** SOURCE PASSAGE **

Altered state of consciousness

“A daydream is a meal at which images are eaten. Some of us are gourmets, some gourmands, and a good many take their images precooked out of a can and swallow them down whole, absent-mindedly and with little relish.”     —W. H. Auden
“You get ideas from daydreaming. You get ideas from being bored. You get ideas all the time. The only difference between writers and other people is we notice when we're doing it.”    —Neil Gaiman
When I was writing a sequel, I knew who my characters were.  At the beginning of Pride and Prejudice, the wonderful Mr. D. is reserved, silent, and rather contemptuous of his surroundings and the people in it.  A pretty easy write-up.  All he has to do is stand around looking hunkilicious and disdainful, and shoot off a few zingers at our heroine once in a while.  And, since I was writing pretty much from her perspective, I really didn't have to do that much to change it.  (Which actor did delicious and daunting best on the screen is a topic for another day).

** DATA **
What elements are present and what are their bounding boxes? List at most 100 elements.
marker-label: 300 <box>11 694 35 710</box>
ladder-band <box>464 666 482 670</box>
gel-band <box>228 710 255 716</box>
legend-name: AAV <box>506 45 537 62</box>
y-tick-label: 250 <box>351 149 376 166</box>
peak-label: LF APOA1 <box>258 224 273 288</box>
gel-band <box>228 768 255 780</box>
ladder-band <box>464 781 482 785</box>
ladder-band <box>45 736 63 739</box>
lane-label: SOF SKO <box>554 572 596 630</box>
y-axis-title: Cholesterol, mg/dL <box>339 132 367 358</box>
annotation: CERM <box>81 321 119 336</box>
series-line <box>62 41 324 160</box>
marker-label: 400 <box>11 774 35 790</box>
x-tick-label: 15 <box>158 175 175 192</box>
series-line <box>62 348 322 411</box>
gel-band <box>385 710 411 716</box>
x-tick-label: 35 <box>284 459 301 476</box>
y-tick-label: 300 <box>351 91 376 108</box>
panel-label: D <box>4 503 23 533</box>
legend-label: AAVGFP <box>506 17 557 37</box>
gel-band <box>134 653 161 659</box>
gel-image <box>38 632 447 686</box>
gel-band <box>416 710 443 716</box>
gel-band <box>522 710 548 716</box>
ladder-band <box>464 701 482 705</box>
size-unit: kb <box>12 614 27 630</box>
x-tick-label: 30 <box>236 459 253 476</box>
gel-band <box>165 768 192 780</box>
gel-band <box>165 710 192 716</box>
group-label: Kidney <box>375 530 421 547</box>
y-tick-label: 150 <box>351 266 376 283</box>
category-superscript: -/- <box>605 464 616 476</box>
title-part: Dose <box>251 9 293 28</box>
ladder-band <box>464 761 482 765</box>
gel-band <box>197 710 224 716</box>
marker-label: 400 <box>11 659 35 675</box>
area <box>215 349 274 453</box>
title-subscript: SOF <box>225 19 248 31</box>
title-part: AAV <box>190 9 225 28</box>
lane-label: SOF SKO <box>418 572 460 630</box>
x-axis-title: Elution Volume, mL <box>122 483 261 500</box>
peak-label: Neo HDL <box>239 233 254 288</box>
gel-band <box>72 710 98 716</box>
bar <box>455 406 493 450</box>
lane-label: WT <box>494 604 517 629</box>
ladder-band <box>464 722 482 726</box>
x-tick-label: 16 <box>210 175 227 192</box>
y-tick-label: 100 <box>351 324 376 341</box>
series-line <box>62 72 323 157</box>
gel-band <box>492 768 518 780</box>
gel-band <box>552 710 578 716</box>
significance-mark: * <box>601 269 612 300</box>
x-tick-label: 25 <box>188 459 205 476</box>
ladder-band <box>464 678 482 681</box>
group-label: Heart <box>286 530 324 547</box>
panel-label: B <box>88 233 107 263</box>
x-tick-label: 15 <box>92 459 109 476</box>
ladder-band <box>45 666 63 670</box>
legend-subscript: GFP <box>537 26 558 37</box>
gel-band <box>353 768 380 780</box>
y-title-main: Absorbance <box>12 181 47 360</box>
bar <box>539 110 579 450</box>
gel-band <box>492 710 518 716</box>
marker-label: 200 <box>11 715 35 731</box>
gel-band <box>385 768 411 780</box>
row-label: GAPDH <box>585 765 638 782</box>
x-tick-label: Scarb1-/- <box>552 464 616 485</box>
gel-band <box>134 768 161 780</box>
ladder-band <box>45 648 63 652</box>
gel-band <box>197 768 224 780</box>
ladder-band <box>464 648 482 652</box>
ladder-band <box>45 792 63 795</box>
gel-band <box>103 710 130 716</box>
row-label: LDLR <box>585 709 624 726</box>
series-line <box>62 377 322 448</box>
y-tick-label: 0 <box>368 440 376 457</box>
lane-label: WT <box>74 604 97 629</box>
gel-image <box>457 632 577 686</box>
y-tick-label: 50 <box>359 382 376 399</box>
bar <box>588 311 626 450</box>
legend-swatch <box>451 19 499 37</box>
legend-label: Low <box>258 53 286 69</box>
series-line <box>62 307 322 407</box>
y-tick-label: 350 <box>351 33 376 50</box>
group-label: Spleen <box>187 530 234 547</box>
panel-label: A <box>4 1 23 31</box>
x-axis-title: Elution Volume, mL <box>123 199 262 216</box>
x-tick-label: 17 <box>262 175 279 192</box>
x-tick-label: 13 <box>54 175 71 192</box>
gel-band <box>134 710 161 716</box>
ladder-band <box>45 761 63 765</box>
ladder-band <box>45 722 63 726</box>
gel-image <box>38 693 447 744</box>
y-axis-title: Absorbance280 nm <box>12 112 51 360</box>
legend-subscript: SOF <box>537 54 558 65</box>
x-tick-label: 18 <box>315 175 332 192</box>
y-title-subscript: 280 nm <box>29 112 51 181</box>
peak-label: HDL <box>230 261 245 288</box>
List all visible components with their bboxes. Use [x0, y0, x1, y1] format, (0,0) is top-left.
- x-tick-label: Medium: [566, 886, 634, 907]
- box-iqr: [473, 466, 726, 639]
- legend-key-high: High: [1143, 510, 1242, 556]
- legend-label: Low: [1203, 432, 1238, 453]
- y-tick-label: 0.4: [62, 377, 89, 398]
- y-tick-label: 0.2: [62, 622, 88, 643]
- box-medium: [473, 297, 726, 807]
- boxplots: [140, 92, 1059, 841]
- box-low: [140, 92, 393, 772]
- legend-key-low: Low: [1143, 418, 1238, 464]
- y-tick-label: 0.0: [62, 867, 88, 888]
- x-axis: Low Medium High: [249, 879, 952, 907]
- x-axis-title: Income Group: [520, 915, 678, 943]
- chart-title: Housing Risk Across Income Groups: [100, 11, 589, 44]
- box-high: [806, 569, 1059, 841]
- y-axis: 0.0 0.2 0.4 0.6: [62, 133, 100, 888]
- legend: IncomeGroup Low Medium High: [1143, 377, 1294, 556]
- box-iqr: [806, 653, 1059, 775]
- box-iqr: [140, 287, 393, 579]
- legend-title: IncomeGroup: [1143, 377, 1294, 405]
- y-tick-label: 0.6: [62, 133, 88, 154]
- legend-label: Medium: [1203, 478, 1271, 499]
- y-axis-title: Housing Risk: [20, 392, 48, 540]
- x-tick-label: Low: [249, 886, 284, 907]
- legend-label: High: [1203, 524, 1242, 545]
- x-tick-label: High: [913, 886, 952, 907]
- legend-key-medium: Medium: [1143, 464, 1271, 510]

** TASK DESCRIPTION **
According to the passage about writing a sequel, why was Mr. D. at the start of Pride and Prejudice an easy write-up? Answer in one to three sentences. The entries have no connection to the passage about writing a sequel.

** SOLUTION **
At the beginning he is reserved, silent, and rather contemptuous of his surroundings and the people in it. So all he has to do is stand around looking hunkilicious and disdainful and shoot off a few zingers at the heroine once in a while.